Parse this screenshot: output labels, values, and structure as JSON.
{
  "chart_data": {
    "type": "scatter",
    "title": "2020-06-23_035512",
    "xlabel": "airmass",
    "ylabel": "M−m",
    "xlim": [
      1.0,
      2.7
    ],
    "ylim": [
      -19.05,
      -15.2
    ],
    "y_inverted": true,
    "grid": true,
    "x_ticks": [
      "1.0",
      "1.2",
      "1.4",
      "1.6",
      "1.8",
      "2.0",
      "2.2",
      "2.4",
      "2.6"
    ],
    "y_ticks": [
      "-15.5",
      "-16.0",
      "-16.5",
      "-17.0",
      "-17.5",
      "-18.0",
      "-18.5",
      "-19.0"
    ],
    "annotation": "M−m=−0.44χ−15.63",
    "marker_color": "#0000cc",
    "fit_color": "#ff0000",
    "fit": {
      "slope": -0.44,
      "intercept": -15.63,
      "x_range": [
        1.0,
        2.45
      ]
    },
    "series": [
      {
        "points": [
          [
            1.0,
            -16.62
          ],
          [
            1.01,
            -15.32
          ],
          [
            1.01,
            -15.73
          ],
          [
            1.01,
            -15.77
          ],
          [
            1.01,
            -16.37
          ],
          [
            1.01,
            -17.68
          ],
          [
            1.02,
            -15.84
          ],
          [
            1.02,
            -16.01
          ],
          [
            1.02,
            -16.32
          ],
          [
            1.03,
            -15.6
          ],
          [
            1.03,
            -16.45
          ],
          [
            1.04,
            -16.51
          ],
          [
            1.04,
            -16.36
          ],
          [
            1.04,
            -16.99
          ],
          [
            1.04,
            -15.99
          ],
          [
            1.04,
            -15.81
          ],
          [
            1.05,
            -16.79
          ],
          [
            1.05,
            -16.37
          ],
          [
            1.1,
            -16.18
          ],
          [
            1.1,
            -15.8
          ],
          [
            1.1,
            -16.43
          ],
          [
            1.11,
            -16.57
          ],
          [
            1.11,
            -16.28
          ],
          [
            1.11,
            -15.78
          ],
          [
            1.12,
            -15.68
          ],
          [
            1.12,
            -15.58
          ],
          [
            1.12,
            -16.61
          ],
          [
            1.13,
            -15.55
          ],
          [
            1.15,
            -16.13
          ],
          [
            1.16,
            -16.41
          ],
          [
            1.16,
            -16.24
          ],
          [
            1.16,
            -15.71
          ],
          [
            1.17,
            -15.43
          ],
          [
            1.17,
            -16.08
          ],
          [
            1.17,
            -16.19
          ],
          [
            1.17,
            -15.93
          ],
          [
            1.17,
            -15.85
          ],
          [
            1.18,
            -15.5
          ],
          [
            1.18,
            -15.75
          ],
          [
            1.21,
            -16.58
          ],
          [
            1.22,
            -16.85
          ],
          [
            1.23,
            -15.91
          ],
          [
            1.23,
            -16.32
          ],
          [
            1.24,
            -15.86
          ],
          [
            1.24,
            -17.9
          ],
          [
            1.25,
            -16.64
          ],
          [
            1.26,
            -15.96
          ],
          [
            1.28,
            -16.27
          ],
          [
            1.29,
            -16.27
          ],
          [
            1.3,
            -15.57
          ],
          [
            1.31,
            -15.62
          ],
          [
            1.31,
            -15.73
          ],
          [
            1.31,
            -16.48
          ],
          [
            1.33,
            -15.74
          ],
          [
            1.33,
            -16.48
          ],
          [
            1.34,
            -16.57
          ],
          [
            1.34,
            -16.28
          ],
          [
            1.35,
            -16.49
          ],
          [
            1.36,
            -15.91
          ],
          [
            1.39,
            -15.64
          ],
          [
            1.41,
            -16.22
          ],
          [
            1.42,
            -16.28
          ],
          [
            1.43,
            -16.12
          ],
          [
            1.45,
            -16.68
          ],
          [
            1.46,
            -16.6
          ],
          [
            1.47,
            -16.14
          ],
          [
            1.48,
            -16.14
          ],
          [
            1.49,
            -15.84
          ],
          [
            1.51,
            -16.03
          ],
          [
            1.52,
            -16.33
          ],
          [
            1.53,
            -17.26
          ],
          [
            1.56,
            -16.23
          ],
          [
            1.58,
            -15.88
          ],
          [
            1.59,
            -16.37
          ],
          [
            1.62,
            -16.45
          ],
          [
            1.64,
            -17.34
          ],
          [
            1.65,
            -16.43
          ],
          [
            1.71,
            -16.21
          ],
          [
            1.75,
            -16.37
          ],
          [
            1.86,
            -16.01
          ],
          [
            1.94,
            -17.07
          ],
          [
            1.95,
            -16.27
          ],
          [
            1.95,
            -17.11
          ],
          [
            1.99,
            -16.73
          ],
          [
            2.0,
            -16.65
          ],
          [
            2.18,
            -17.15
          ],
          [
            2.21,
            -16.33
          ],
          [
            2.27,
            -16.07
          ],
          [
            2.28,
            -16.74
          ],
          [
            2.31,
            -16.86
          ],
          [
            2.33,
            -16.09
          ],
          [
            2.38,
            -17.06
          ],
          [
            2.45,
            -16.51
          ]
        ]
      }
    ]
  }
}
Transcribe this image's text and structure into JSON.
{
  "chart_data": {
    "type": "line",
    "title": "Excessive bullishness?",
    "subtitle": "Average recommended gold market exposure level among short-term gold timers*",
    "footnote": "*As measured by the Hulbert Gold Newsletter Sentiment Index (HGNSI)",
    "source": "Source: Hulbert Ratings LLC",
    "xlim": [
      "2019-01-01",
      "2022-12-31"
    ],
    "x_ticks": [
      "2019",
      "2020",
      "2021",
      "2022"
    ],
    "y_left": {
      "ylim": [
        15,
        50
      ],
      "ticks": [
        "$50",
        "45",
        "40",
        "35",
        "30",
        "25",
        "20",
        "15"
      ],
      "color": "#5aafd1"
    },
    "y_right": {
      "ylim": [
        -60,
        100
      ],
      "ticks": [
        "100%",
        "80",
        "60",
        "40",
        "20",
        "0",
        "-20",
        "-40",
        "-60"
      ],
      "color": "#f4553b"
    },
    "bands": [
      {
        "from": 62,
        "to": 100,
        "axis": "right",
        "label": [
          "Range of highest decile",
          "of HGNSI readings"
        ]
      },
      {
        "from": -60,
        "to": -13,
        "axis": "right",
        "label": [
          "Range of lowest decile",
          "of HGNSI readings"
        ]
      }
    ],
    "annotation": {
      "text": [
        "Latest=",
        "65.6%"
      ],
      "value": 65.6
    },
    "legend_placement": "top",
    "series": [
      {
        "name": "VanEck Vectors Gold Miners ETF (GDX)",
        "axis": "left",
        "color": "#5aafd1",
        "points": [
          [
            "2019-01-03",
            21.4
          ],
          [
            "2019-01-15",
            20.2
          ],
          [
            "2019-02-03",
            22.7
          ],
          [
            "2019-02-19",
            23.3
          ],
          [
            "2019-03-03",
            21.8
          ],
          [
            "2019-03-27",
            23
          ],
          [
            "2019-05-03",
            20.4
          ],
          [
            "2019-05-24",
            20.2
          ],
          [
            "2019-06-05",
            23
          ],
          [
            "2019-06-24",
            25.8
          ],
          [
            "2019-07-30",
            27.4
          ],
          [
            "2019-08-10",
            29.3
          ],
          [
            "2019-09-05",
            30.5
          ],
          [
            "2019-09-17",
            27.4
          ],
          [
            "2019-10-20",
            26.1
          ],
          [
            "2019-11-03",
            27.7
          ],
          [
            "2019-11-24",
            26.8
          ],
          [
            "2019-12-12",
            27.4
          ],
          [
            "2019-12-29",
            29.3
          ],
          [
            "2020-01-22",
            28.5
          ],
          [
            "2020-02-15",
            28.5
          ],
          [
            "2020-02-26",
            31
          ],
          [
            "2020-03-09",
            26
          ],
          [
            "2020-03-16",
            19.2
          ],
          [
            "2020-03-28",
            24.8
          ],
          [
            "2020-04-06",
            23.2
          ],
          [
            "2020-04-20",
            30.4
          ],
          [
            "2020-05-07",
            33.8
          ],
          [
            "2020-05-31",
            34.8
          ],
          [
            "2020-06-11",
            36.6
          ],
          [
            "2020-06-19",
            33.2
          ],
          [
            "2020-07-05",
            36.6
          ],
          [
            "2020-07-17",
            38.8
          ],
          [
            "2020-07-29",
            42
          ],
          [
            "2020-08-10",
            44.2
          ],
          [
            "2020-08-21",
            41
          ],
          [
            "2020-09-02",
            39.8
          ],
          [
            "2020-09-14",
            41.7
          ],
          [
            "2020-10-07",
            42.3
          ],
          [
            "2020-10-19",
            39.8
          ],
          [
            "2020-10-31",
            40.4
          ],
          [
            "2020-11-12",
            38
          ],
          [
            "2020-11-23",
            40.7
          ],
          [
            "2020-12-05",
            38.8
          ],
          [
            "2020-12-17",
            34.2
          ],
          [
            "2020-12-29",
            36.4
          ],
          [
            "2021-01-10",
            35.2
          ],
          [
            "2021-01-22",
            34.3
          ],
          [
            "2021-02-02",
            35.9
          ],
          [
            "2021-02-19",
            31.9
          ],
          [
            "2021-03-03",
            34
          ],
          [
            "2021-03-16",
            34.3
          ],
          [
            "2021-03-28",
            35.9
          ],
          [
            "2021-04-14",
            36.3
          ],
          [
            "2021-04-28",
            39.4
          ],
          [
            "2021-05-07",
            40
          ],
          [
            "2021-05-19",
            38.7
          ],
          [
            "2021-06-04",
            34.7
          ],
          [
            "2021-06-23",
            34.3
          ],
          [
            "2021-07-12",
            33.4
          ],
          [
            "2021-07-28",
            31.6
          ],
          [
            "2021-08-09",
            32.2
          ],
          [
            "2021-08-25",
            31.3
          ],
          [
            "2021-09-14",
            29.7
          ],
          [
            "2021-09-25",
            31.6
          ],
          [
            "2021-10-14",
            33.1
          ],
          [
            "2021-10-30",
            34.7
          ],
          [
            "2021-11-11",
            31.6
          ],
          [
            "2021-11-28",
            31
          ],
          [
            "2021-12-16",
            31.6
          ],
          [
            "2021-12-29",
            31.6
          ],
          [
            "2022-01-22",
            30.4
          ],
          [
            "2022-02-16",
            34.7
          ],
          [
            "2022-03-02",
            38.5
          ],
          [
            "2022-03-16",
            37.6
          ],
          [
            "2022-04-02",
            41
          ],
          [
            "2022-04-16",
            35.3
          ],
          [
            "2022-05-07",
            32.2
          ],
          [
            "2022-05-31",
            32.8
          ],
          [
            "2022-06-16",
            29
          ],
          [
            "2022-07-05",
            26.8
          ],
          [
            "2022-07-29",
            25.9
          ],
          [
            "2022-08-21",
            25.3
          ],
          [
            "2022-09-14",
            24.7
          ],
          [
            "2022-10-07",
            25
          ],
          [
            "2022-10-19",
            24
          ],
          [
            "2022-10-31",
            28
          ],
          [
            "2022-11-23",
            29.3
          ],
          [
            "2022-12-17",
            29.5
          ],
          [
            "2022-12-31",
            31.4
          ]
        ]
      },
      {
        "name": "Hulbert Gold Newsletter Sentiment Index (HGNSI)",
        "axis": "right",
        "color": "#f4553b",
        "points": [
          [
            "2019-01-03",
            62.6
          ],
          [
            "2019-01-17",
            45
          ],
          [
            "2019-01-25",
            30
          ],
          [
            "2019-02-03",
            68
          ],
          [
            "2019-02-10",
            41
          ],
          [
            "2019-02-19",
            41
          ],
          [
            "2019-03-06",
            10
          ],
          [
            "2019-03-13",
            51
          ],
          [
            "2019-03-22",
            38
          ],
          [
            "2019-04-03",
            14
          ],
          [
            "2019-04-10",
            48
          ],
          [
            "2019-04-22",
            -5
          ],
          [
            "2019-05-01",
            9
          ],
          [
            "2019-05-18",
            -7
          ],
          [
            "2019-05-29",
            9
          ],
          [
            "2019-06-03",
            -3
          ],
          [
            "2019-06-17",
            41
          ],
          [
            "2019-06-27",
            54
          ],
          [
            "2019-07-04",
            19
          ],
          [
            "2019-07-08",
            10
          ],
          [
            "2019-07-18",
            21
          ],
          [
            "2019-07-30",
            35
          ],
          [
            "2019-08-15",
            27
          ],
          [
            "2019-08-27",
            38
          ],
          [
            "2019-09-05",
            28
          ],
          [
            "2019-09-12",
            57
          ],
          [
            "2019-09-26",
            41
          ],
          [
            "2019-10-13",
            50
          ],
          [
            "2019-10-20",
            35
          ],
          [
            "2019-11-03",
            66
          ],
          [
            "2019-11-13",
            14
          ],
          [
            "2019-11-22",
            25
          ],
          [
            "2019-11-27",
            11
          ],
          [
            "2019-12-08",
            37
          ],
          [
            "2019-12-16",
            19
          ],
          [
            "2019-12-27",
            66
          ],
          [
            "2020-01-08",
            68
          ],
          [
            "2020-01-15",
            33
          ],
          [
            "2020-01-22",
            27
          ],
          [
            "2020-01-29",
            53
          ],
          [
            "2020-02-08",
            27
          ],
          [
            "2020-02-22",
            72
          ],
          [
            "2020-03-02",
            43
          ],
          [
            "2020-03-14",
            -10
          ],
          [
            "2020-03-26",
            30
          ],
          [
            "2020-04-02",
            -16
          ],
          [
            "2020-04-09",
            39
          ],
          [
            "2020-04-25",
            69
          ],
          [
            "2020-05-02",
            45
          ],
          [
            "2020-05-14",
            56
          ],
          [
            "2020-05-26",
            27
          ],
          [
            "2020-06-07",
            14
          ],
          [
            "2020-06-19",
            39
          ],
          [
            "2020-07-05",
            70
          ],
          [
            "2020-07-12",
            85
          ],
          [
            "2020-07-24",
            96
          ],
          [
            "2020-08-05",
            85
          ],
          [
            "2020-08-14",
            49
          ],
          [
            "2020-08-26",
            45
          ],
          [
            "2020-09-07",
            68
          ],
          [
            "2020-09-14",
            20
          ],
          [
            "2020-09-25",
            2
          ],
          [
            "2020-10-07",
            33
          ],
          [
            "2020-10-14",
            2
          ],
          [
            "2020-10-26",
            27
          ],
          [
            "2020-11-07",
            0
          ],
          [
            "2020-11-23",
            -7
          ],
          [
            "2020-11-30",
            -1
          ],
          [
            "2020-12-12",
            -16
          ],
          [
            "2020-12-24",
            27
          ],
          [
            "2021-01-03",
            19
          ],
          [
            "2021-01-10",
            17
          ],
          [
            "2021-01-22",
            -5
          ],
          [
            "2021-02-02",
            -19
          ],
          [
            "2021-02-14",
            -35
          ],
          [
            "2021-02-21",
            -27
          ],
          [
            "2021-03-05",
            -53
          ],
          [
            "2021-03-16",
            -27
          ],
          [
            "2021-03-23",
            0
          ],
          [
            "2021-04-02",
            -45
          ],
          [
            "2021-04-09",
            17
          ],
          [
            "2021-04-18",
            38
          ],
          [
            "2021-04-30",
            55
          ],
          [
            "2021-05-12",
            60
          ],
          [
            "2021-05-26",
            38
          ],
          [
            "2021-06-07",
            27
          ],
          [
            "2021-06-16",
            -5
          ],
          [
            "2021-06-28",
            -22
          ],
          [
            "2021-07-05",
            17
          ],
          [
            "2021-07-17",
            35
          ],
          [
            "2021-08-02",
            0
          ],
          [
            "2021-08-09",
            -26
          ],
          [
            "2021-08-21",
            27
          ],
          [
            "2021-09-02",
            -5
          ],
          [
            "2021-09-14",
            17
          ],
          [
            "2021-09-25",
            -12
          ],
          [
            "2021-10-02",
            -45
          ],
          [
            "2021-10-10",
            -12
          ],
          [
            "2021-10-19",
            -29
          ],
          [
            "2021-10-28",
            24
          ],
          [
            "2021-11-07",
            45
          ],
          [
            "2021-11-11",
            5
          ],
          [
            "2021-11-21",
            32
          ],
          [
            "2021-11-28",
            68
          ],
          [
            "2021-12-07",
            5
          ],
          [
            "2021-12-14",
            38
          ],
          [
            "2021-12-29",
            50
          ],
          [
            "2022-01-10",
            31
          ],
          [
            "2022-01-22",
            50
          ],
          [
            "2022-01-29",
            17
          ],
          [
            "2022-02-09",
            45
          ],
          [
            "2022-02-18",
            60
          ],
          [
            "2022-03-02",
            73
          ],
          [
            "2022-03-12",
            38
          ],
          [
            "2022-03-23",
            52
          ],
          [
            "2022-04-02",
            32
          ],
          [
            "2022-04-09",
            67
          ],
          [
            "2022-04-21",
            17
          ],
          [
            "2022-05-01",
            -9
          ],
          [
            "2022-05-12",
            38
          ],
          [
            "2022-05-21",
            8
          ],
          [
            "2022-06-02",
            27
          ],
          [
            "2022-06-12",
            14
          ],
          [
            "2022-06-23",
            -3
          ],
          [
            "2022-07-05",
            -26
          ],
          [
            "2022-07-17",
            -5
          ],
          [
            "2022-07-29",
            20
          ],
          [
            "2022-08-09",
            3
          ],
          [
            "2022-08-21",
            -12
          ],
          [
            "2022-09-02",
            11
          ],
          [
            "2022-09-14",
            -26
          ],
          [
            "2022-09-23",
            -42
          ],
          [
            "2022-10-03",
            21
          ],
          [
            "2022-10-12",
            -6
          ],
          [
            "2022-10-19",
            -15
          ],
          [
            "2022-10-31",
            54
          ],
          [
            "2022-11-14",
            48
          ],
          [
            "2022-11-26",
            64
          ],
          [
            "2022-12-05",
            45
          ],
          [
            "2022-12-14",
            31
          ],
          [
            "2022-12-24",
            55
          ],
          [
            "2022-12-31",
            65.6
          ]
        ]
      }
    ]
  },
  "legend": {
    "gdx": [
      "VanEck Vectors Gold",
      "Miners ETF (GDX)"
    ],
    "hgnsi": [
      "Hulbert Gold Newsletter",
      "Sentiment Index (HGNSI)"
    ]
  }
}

● ● ● ● ●

■ **WHAT YOU NEED TO DO**
In the entries above, find every line holding the word "Hulbert" and copy it out.

■ **RESULT**
    "footnote": "*As measured by the Hulbert Gold Newsletter Sentiment Index (HGNSI)",
    "source": "Source: Hulbert Ratings LLC",
        "name": "Hulbert Gold Newsletter Sentiment Index (HGNSI)",
      "Hulbert Gold Newsletter",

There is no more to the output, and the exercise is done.